Required task. Transcribe the data in full and exactly, omitting any pictures.

Records from a collection of figures.

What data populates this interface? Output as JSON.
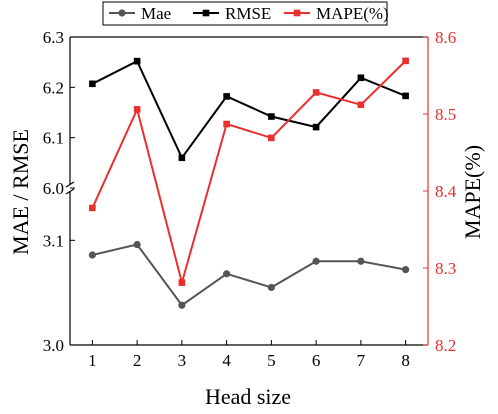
{
  "chart_data": {
    "type": "line",
    "xlabel": "Head size",
    "ylabel_left": "MAE / RMSE",
    "ylabel_right": "MAPE(%)",
    "x": [
      1,
      2,
      3,
      4,
      5,
      6,
      7,
      8
    ],
    "x_ticks": [
      "1",
      "2",
      "3",
      "4",
      "5",
      "6",
      "7",
      "8"
    ],
    "left_axis": {
      "broken": true,
      "lower_range": [
        3.0,
        3.15
      ],
      "upper_range": [
        6.0,
        6.3
      ],
      "lower_ticks": [
        "3.0",
        "3.1"
      ],
      "upper_ticks": [
        "6.0",
        "6.1",
        "6.2",
        "6.3"
      ]
    },
    "right_axis": {
      "range": [
        8.2,
        8.6
      ],
      "ticks": [
        "8.2",
        "8.3",
        "8.4",
        "8.5",
        "8.6"
      ],
      "color": "#e8302f"
    },
    "legend_position": "top",
    "series": [
      {
        "name": "Mae",
        "axis": "left",
        "marker": "circle",
        "color": "#555555",
        "values": [
          3.086,
          3.096,
          3.038,
          3.068,
          3.055,
          3.08,
          3.08,
          3.072
        ]
      },
      {
        "name": "RMSE",
        "axis": "left",
        "marker": "square",
        "color": "#000000",
        "values": [
          6.207,
          6.252,
          6.06,
          6.182,
          6.142,
          6.121,
          6.219,
          6.183
        ]
      },
      {
        "name": "MAPE(%)",
        "axis": "right",
        "marker": "square",
        "color": "#e8302f",
        "values": [
          8.378,
          8.506,
          8.281,
          8.487,
          8.469,
          8.528,
          8.512,
          8.569
        ]
      }
    ]
  }
}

Reply.
What data populates this interface? Output as JSON.
{
  "chart_data": {
    "type": "line",
    "xlabel": "Head size",
    "ylabel_left": "MAE / RMSE",
    "ylabel_right": "MAPE(%)",
    "x": [
      1,
      2,
      3,
      4,
      5,
      6,
      7,
      8
    ],
    "x_ticks": [
      "1",
      "2",
      "3",
      "4",
      "5",
      "6",
      "7",
      "8"
    ],
    "left_axis": {
      "broken": true,
      "lower_range": [
        3.0,
        3.15
      ],
      "upper_range": [
        6.0,
        6.3
      ],
      "lower_ticks": [
        "3.0",
        "3.1"
      ],
      "upper_ticks": [
        "6.0",
        "6.1",
        "6.2",
        "6.3"
      ]
    },
    "right_axis": {
      "range": [
        8.2,
        8.6
      ],
      "ticks": [
        "8.2",
        "8.3",
        "8.4",
        "8.5",
        "8.6"
      ],
      "color": "#e8302f"
    },
    "legend_position": "top",
    "series": [
      {
        "name": "Mae",
        "axis": "left",
        "marker": "circle",
        "color": "#555555",
        "values": [
          3.086,
          3.096,
          3.038,
          3.068,
          3.055,
          3.08,
          3.08,
          3.072
        ]
      },
      {
        "name": "RMSE",
        "axis": "left",
        "marker": "square",
        "color": "#000000",
        "values": [
          6.207,
          6.252,
          6.06,
          6.182,
          6.142,
          6.121,
          6.219,
          6.183
        ]
      },
      {
        "name": "MAPE(%)",
        "axis": "right",
        "marker": "square",
        "color": "#e8302f",
        "values": [
          8.378,
          8.506,
          8.281,
          8.487,
          8.469,
          8.528,
          8.512,
          8.569
        ]
      }
    ]
  }
}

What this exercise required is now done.